● The data

---*---

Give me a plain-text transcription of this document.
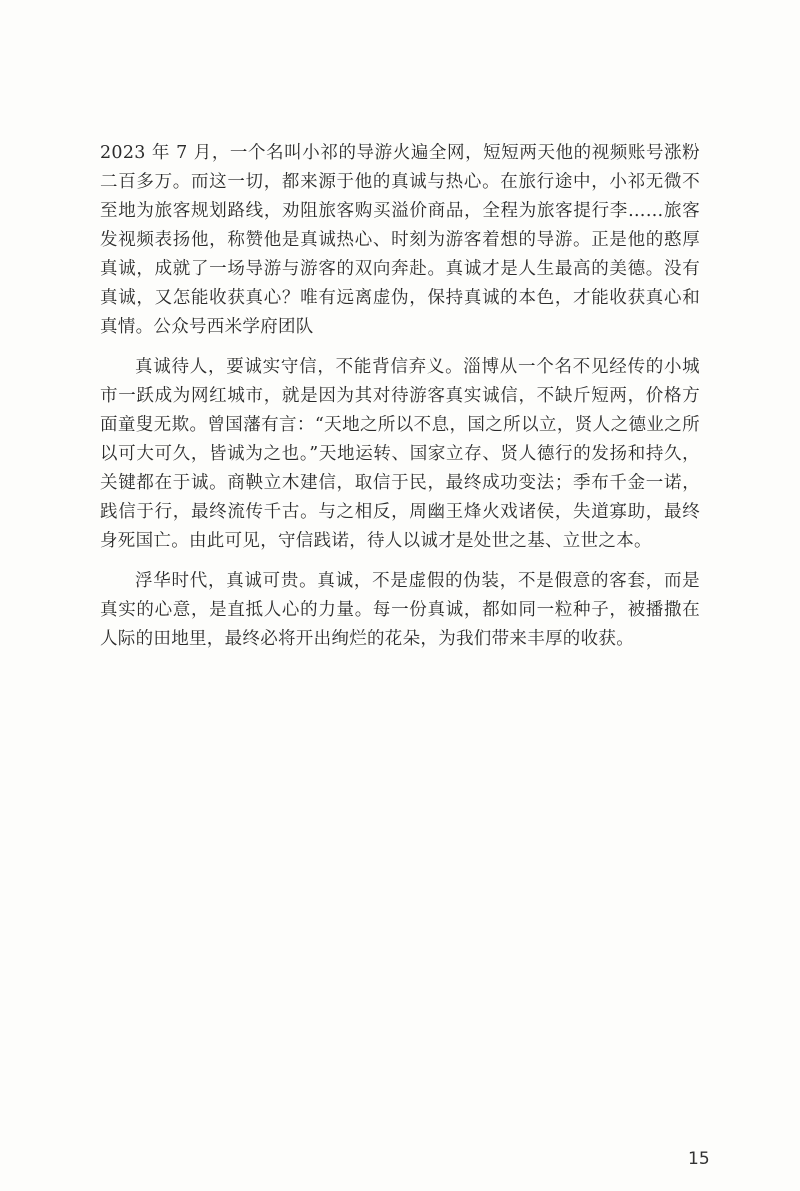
2023 年 7 月，一个名叫小祁的导游火遍全网，短短两天他的视频账号涨粉二百多万。而这一切，都来源于他的真诚与热心。在旅行途中，小祁无微不至地为旅客规划路线，劝阻旅客购买溢价商品，全程为旅客提行李……旅客发视频表扬他，称赞他是真诚热心、时刻为游客着想的导游。正是他的憨厚真诚，成就了一场导游与游客的双向奔赴。真诚才是人生最高的美德。没有真诚，又怎能收获真心？唯有远离虚伪，保持真诚的本色，才能收获真心和真情。公众号西米学府团队

真诚待人，要诚实守信，不能背信弃义。淄博从一个名不见经传的小城市一跃成为网红城市，就是因为其对待游客真实诚信，不缺斤短两，价格方面童叟无欺。曾国藩有言：“天地之所以不息，国之所以立，贤人之德业之所以可大可久，皆诚为之也。”天地运转、国家立存、贤人德行的发扬和持久，关键都在于诚。商鞅立木建信，取信于民，最终成功变法；季布千金一诺，践信于行，最终流传千古。与之相反，周幽王烽火戏诸侯，失道寡助，最终身死国亡。由此可见，守信践诺，待人以诚才是处世之基、立世之本。

浮华时代，真诚可贵。真诚，不是虚假的伪装，不是假意的客套，而是真实的心意，是直抵人心的力量。每一份真诚，都如同一粒种子，被播撒在人际的田地里，最终必将开出绚烂的花朵，为我们带来丰厚的收获。

15
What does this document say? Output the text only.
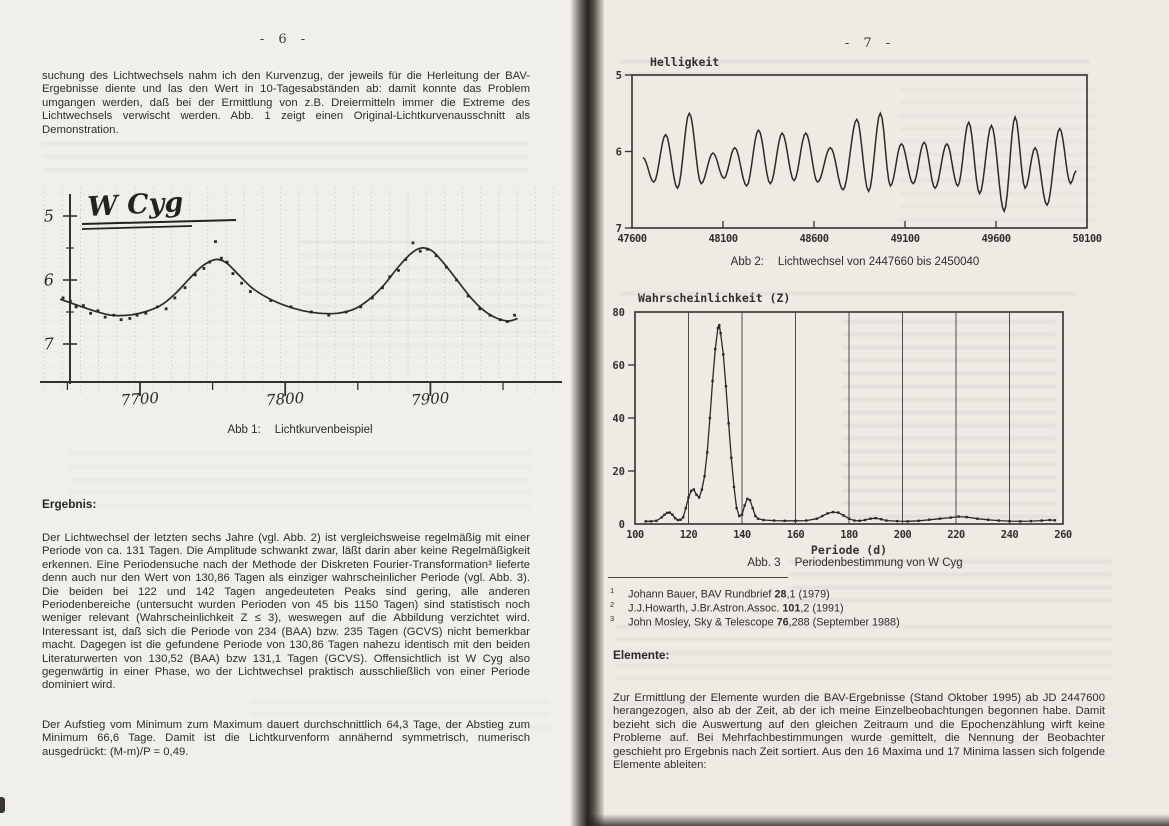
- 6 -
suchung des Lichtwechsels nahm ich den Kurvenzug, der jeweils für die Herleitung der BAV-Ergebnisse diente und las den Wert in 10-Tagesabständen ab: damit konnte das Problem umgangen werden, daß bei der Ermittlung von z.B. Dreiermitteln immer die Extreme des Lichtwechsels verwischt werden. Abb. 1 zeigt einen Original-Lichtkurvenausschnitt als Demonstration.
5
6
7
7700	7800	7900
W Cyg
Abb 1: Lichtkurvenbeispiel
Ergebnis:
Der Lichtwechsel der letzten sechs Jahre (vgl. Abb. 2) ist vergleichsweise regelmäßig mit einer Periode von ca. 131 Tagen. Die Amplitude schwankt zwar, läßt darin aber keine Regelmäßigkeit erkennen. Eine Periodensuche nach der Methode der Diskreten Fourier-Transformation³ lieferte denn auch nur den Wert von 130,86 Tagen als einziger wahrscheinlicher Periode (vgl. Abb. 3). Die beiden bei 122 und 142 Tagen angedeuteten Peaks sind gering, alle anderen Periodenbereiche (untersucht wurden Perioden von 45 bis 1150 Tagen) sind statistisch noch weniger relevant (Wahrscheinlichkeit Z ≤ 3), weswegen auf die Abbildung verzichtet wird. Interessant ist, daß sich die Periode von 234 (BAA) bzw. 235 Tagen (GCVS) nicht bemerkbar macht. Dagegen ist die gefundene Periode von 130,86 Tagen nahezu identisch mit den beiden Literaturwerten von 130,52 (BAA) bzw 131,1 Tagen (GCVS). Offensichtlich ist W Cyg also gegenwärtig in einer Phase, wo der Lichtwechsel praktisch ausschließlich von einer Periode dominiert wird.
Der Aufstieg vom Minimum zum Maximum dauert durchschnittlich 64,3 Tage, der Abstieg zum Minimum 66,6 Tage. Damit ist die Lichtkurvenform annähernd symmetrisch, numerisch ausgedrückt: (M-m)/P = 0,49.
- 7 -
Helligkeit
5
6
7
47600	48100	48600	49100	49600	50100
Abb 2: Lichtwechsel von 2447660 bis 2450040
Wahrscheinlichkeit (Z)
0
20
40
60
80
100	120	140	160	180	200	220	240	260
Periode (d)
Abb. 3 Periodenbestimmung von W Cyg
$^1$ Johann Bauer, BAV Rundbrief 28,1 (1979)
$^2$ J.J.Howarth, J.Br.Astron.Assoc. 101,2 (1991)
$^3$ John Mosley, Sky & Telescope 76,288 (September 1988)
Elemente:
Zur Ermittlung der Elemente wurden die BAV-Ergebnisse (Stand Oktober 1995) ab JD 2447600 herangezogen, also ab der Zeit, ab der ich meine Einzelbeobachtungen begonnen habe. Damit bezieht sich die Auswertung auf den gleichen Zeitraum und die Epochenzählung wirft keine Probleme auf. Bei Mehrfachbestimmungen wurde gemittelt, die Nennung der Beobachter geschieht pro Ergebnis nach Zeit sortiert. Aus den 16 Maxima und 17 Minima lassen sich folgende Elemente ableiten:
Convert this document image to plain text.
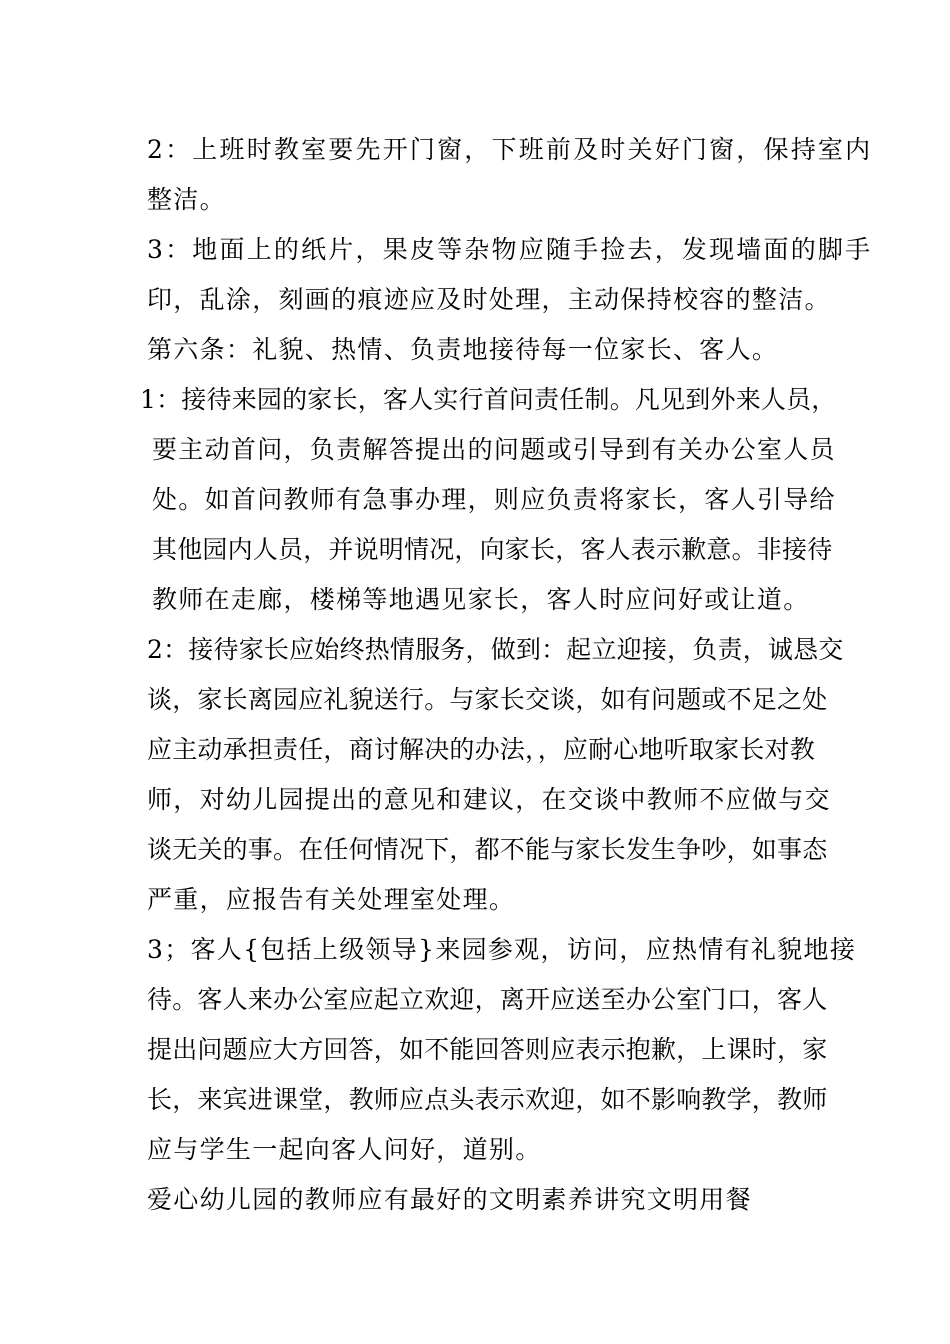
2：上班时教室要先开门窗，下班前及时关好门窗，保持室内
整洁。
3：地面上的纸片，果皮等杂物应随手捡去，发现墙面的脚手
印，乱涂，刻画的痕迹应及时处理，主动保持校容的整洁。
第六条：礼貌、热情、负责地接待每一位家长、客人。
1：接待来园的家长，客人实行首问责任制。凡见到外来人员，
要主动首问，负责解答提出的问题或引导到有关办公室人员
处。如首问教师有急事办理，则应负责将家长，客人引导给
其他园内人员，并说明情况，向家长，客人表示歉意。非接待
教师在走廊，楼梯等地遇见家长，客人时应问好或让道。
2：接待家长应始终热情服务，做到：起立迎接，负责，诚恳交
谈，家长离园应礼貌送行。与家长交谈，如有问题或不足之处
应主动承担责任，商讨解决的办法，，应耐心地听取家长对教
师，对幼儿园提出的意见和建议，在交谈中教师不应做与交
谈无关的事。在任何情况下，都不能与家长发生争吵，如事态
严重，应报告有关处理室处理。
3；客人{包括上级领导}来园参观，访问，应热情有礼貌地接
待。客人来办公室应起立欢迎，离开应送至办公室门口，客人
提出问题应大方回答，如不能回答则应表示抱歉，上课时，家
长，来宾进课堂，教师应点头表示欢迎，如不影响教学，教师
应与学生一起向客人问好，道别。
爱心幼儿园的教师应有最好的文明素养讲究文明用餐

---*---

● Instructions to follow
In your copy, repeat each record exactly and include no pictures.

● Full output
Give me a plain-text transcription of this document.
2023 年 7 月，一个名叫小祁的导游火遍全网，短短两天他的视频账号涨粉二百多万。而这一切，都来源于他的真诚与热心。在旅行途中，小祁无微不至地为旅客规划路线，劝阻旅客购买溢价商品，全程为旅客提行李……旅客发视频表扬他，称赞他是真诚热心、时刻为游客着想的导游。正是他的憨厚真诚，成就了一场导游与游客的双向奔赴。真诚才是人生最高的美德。没有真诚，又怎能收获真心？唯有远离虚伪，保持真诚的本色，才能收获真心和真情。公众号西米学府团队

真诚待人，要诚实守信，不能背信弃义。淄博从一个名不见经传的小城市一跃成为网红城市，就是因为其对待游客真实诚信，不缺斤短两，价格方面童叟无欺。曾国藩有言：“天地之所以不息，国之所以立，贤人之德业之所以可大可久，皆诚为之也。”天地运转、国家立存、贤人德行的发扬和持久，关键都在于诚。商鞅立木建信，取信于民，最终成功变法；季布千金一诺，践信于行，最终流传千古。与之相反，周幽王烽火戏诸侯，失道寡助，最终身死国亡。由此可见，守信践诺，待人以诚才是处世之基、立世之本。

浮华时代，真诚可贵。真诚，不是虚假的伪装，不是假意的客套，而是真实的心意，是直抵人心的力量。每一份真诚，都如同一粒种子，被播撒在人际的田地里，最终必将开出绚烂的花朵，为我们带来丰厚的收获。

15
What does this document say? Output the text only.
- 6 -
suchung des Lichtwechsels nahm ich den Kurvenzug, der jeweils für die Herleitung der BAV-Ergebnisse diente und las den Wert in 10-Tagesabständen ab: damit konnte das Problem umgangen werden, daß bei der Ermittlung von z.B. Dreiermitteln immer die Extreme des Lichtwechsels verwischt werden. Abb. 1 zeigt einen Original-Lichtkurvenausschnitt als Demonstration.
5
6
7
7700	7800	7900
W Cyg
Abb 1: Lichtkurvenbeispiel
Ergebnis:
Der Lichtwechsel der letzten sechs Jahre (vgl. Abb. 2) ist vergleichsweise regelmäßig mit einer Periode von ca. 131 Tagen. Die Amplitude schwankt zwar, läßt darin aber keine Regelmäßigkeit erkennen. Eine Periodensuche nach der Methode der Diskreten Fourier-Transformation³ lieferte denn auch nur den Wert von 130,86 Tagen als einziger wahrscheinlicher Periode (vgl. Abb. 3). Die beiden bei 122 und 142 Tagen angedeuteten Peaks sind gering, alle anderen Periodenbereiche (untersucht wurden Perioden von 45 bis 1150 Tagen) sind statistisch noch weniger relevant (Wahrscheinlichkeit Z ≤ 3), weswegen auf die Abbildung verzichtet wird. Interessant ist, daß sich die Periode von 234 (BAA) bzw. 235 Tagen (GCVS) nicht bemerkbar macht. Dagegen ist die gefundene Periode von 130,86 Tagen nahezu identisch mit den beiden Literaturwerten von 130,52 (BAA) bzw 131,1 Tagen (GCVS). Offensichtlich ist W Cyg also gegenwärtig in einer Phase, wo der Lichtwechsel praktisch ausschließlich von einer Periode dominiert wird.
Der Aufstieg vom Minimum zum Maximum dauert durchschnittlich 64,3 Tage, der Abstieg zum Minimum 66,6 Tage. Damit ist die Lichtkurvenform annähernd symmetrisch, numerisch ausgedrückt: (M-m)/P = 0,49.
- 7 -
Helligkeit
5
6
7
47600	48100	48600	49100	49600	50100
Abb 2: Lichtwechsel von 2447660 bis 2450040
Wahrscheinlichkeit (Z)
0
20
40
60
80
100	120	140	160	180	200	220	240	260
Periode (d)
Abb. 3 Periodenbestimmung von W Cyg
$^1$ Johann Bauer, BAV Rundbrief 28,1 (1979)
$^2$ J.J.Howarth, J.Br.Astron.Assoc. 101,2 (1991)
$^3$ John Mosley, Sky & Telescope 76,288 (September 1988)
Elemente:
Zur Ermittlung der Elemente wurden die BAV-Ergebnisse (Stand Oktober 1995) ab JD 2447600 herangezogen, also ab der Zeit, ab der ich meine Einzelbeobachtungen begonnen habe. Damit bezieht sich die Auswertung auf den gleichen Zeitraum und die Epochenzählung wirft keine Probleme auf. Bei Mehrfachbestimmungen wurde gemittelt, die Nennung der Beobachter geschieht pro Ergebnis nach Zeit sortiert. Aus den 16 Maxima und 17 Minima lassen sich folgende Elemente ableiten:
Convert this document image to plain text.
2：上班时教室要先开门窗，下班前及时关好门窗，保持室内
整洁。
3：地面上的纸片，果皮等杂物应随手捡去，发现墙面的脚手
印，乱涂，刻画的痕迹应及时处理，主动保持校容的整洁。
第六条：礼貌、热情、负责地接待每一位家长、客人。
1：接待来园的家长，客人实行首问责任制。凡见到外来人员，
要主动首问，负责解答提出的问题或引导到有关办公室人员
处。如首问教师有急事办理，则应负责将家长，客人引导给
其他园内人员，并说明情况，向家长，客人表示歉意。非接待
教师在走廊，楼梯等地遇见家长，客人时应问好或让道。
2：接待家长应始终热情服务，做到：起立迎接，负责，诚恳交
谈，家长离园应礼貌送行。与家长交谈，如有问题或不足之处
应主动承担责任，商讨解决的办法，，应耐心地听取家长对教
师，对幼儿园提出的意见和建议，在交谈中教师不应做与交
谈无关的事。在任何情况下，都不能与家长发生争吵，如事态
严重，应报告有关处理室处理。
3；客人{包括上级领导}来园参观，访问，应热情有礼貌地接
待。客人来办公室应起立欢迎，离开应送至办公室门口，客人
提出问题应大方回答，如不能回答则应表示抱歉，上课时，家
长，来宾进课堂，教师应点头表示欢迎，如不影响教学，教师
应与学生一起向客人问好，道别。
爱心幼儿园的教师应有最好的文明素养讲究文明用餐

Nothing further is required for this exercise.